(Records of where the elements appear)

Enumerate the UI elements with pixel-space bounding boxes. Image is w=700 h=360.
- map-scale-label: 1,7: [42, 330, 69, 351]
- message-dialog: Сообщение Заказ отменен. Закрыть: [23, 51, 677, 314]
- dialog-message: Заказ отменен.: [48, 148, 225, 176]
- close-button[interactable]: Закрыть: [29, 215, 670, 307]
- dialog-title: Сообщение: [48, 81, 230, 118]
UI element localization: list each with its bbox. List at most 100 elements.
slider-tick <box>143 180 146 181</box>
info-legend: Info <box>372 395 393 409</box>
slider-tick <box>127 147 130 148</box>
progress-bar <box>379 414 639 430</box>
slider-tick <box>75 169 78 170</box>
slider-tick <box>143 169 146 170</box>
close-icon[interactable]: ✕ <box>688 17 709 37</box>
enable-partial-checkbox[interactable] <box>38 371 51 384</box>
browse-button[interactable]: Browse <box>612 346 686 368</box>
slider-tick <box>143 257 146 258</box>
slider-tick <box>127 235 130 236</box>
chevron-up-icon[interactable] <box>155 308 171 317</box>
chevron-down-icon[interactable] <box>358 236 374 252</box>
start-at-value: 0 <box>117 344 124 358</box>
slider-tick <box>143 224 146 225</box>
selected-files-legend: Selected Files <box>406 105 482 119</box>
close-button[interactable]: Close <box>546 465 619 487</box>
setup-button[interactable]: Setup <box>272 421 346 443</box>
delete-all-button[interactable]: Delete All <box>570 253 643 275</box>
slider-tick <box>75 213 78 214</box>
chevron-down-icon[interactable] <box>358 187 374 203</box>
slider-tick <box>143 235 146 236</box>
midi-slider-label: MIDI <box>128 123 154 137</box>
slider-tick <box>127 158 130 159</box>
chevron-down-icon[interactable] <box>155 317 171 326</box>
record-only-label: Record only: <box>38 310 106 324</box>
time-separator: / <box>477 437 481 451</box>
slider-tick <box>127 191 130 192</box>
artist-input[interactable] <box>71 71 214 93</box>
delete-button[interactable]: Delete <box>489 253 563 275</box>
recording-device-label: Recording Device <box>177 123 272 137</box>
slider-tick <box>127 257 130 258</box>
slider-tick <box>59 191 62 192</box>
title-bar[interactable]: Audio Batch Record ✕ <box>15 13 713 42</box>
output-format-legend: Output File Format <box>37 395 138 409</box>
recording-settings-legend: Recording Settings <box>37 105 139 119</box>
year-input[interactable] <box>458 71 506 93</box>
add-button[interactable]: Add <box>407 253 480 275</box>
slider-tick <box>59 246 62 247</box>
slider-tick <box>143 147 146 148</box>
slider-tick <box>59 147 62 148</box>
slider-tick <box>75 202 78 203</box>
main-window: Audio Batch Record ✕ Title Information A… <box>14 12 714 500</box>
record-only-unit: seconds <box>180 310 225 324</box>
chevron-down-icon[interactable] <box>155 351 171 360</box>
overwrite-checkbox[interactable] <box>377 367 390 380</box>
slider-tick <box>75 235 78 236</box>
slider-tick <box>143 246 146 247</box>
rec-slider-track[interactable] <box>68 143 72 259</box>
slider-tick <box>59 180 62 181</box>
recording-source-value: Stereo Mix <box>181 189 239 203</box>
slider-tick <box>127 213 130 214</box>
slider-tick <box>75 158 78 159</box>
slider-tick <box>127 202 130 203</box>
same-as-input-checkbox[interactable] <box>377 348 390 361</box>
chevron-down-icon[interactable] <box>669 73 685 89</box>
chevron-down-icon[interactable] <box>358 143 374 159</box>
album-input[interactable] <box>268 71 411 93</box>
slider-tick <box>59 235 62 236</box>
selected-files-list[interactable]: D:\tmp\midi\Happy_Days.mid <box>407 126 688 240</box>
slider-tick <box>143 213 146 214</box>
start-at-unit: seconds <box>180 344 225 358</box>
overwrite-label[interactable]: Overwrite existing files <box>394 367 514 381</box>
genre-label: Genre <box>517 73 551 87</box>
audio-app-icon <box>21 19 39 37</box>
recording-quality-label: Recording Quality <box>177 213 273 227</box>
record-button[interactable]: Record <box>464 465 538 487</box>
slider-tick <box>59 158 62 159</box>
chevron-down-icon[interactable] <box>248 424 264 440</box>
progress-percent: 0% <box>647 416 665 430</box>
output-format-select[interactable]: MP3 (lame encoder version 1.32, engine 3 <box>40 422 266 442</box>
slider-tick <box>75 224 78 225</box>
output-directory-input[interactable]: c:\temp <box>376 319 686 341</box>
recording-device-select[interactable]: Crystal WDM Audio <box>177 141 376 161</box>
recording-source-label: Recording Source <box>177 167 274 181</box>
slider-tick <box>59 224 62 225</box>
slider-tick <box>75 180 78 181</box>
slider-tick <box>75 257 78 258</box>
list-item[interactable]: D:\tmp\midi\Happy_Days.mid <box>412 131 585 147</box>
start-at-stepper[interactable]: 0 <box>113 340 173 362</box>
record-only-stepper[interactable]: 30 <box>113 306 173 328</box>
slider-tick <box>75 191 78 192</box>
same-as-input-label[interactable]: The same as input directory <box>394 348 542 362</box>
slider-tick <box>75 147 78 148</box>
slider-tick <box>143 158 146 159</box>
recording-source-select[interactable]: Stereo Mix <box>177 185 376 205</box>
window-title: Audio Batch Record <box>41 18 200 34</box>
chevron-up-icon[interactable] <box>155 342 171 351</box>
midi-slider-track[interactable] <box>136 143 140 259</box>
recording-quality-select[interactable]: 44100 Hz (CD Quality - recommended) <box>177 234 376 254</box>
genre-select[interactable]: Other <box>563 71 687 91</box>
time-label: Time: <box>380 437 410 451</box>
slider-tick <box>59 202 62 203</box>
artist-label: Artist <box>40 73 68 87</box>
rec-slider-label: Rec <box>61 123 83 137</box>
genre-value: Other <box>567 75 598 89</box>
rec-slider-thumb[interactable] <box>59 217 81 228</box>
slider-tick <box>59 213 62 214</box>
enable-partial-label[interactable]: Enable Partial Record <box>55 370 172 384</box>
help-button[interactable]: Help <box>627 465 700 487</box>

== THE EXERCISE ==
Copy out every one of the lines above, leaving each line unchanged.

== FULL OUTPUT ==
Enumerate the UI elements with pixel-space bounding boxes. Image is w=700 h=360.
- map-scale-label: 1,7: [42, 330, 69, 351]
- message-dialog: Сообщение Заказ отменен. Закрыть: [23, 51, 677, 314]
- dialog-message: Заказ отменен.: [48, 148, 225, 176]
- close-button[interactable]: Закрыть: [29, 215, 670, 307]
- dialog-title: Сообщение: [48, 81, 230, 118]
UI element localization: list each with its bbox. List at most 100 elements.
slider-tick <box>143 180 146 181</box>
info-legend: Info <box>372 395 393 409</box>
slider-tick <box>127 147 130 148</box>
progress-bar <box>379 414 639 430</box>
slider-tick <box>75 169 78 170</box>
slider-tick <box>143 169 146 170</box>
close-icon[interactable]: ✕ <box>688 17 709 37</box>
enable-partial-checkbox[interactable] <box>38 371 51 384</box>
browse-button[interactable]: Browse <box>612 346 686 368</box>
slider-tick <box>143 257 146 258</box>
slider-tick <box>127 235 130 236</box>
chevron-up-icon[interactable] <box>155 308 171 317</box>
chevron-down-icon[interactable] <box>358 236 374 252</box>
start-at-value: 0 <box>117 344 124 358</box>
slider-tick <box>143 224 146 225</box>
selected-files-legend: Selected Files <box>406 105 482 119</box>
close-button[interactable]: Close <box>546 465 619 487</box>
setup-button[interactable]: Setup <box>272 421 346 443</box>
delete-all-button[interactable]: Delete All <box>570 253 643 275</box>
slider-tick <box>75 213 78 214</box>
chevron-down-icon[interactable] <box>358 187 374 203</box>
slider-tick <box>143 235 146 236</box>
midi-slider-label: MIDI <box>128 123 154 137</box>
slider-tick <box>127 158 130 159</box>
chevron-down-icon[interactable] <box>155 317 171 326</box>
record-only-label: Record only: <box>38 310 106 324</box>
time-separator: / <box>477 437 481 451</box>
slider-tick <box>127 191 130 192</box>
artist-input[interactable] <box>71 71 214 93</box>
delete-button[interactable]: Delete <box>489 253 563 275</box>
recording-device-label: Recording Device <box>177 123 272 137</box>
slider-tick <box>127 257 130 258</box>
slider-tick <box>59 191 62 192</box>
title-bar[interactable]: Audio Batch Record ✕ <box>15 13 713 42</box>
output-format-legend: Output File Format <box>37 395 138 409</box>
recording-settings-legend: Recording Settings <box>37 105 139 119</box>
year-input[interactable] <box>458 71 506 93</box>
add-button[interactable]: Add <box>407 253 480 275</box>
slider-tick <box>59 246 62 247</box>
slider-tick <box>143 147 146 148</box>
slider-tick <box>59 147 62 148</box>
slider-tick <box>75 202 78 203</box>
main-window: Audio Batch Record ✕ Title Information A… <box>14 12 714 500</box>
record-only-unit: seconds <box>180 310 225 324</box>
chevron-down-icon[interactable] <box>155 351 171 360</box>
overwrite-checkbox[interactable] <box>377 367 390 380</box>
slider-tick <box>75 235 78 236</box>
slider-tick <box>143 246 146 247</box>
rec-slider-track[interactable] <box>68 143 72 259</box>
slider-tick <box>59 180 62 181</box>
recording-source-value: Stereo Mix <box>181 189 239 203</box>
slider-tick <box>127 213 130 214</box>
slider-tick <box>75 158 78 159</box>
slider-tick <box>127 202 130 203</box>
same-as-input-checkbox[interactable] <box>377 348 390 361</box>
chevron-down-icon[interactable] <box>669 73 685 89</box>
chevron-down-icon[interactable] <box>358 143 374 159</box>
album-input[interactable] <box>268 71 411 93</box>
slider-tick <box>59 235 62 236</box>
selected-files-list[interactable]: D:\tmp\midi\Happy_Days.mid <box>407 126 688 240</box>
slider-tick <box>143 213 146 214</box>
start-at-unit: seconds <box>180 344 225 358</box>
overwrite-label[interactable]: Overwrite existing files <box>394 367 514 381</box>
genre-label: Genre <box>517 73 551 87</box>
audio-app-icon <box>21 19 39 37</box>
recording-quality-label: Recording Quality <box>177 213 273 227</box>
record-button[interactable]: Record <box>464 465 538 487</box>
slider-tick <box>59 158 62 159</box>
chevron-down-icon[interactable] <box>248 424 264 440</box>
progress-percent: 0% <box>647 416 665 430</box>
output-format-select[interactable]: MP3 (lame encoder version 1.32, engine 3 <box>40 422 266 442</box>
slider-tick <box>75 224 78 225</box>
output-directory-input[interactable]: c:\temp <box>376 319 686 341</box>
recording-device-select[interactable]: Crystal WDM Audio <box>177 141 376 161</box>
recording-source-label: Recording Source <box>177 167 274 181</box>
slider-tick <box>59 224 62 225</box>
slider-tick <box>75 180 78 181</box>
slider-tick <box>75 257 78 258</box>
list-item[interactable]: D:\tmp\midi\Happy_Days.mid <box>412 131 585 147</box>
start-at-stepper[interactable]: 0 <box>113 340 173 362</box>
record-only-stepper[interactable]: 30 <box>113 306 173 328</box>
slider-tick <box>75 191 78 192</box>
same-as-input-label[interactable]: The same as input directory <box>394 348 542 362</box>
slider-tick <box>75 147 78 148</box>
slider-tick <box>143 158 146 159</box>
recording-source-select[interactable]: Stereo Mix <box>177 185 376 205</box>
window-title: Audio Batch Record <box>41 18 200 34</box>
chevron-up-icon[interactable] <box>155 342 171 351</box>
midi-slider-track[interactable] <box>136 143 140 259</box>
recording-quality-select[interactable]: 44100 Hz (CD Quality - recommended) <box>177 234 376 254</box>
genre-select[interactable]: Other <box>563 71 687 91</box>
time-label: Time: <box>380 437 410 451</box>
slider-tick <box>59 202 62 203</box>
artist-label: Artist <box>40 73 68 87</box>
rec-slider-label: Rec <box>61 123 83 137</box>
genre-value: Other <box>567 75 598 89</box>
rec-slider-thumb[interactable] <box>59 217 81 228</box>
slider-tick <box>59 213 62 214</box>
enable-partial-label[interactable]: Enable Partial Record <box>55 370 172 384</box>
help-button[interactable]: Help <box>627 465 700 487</box>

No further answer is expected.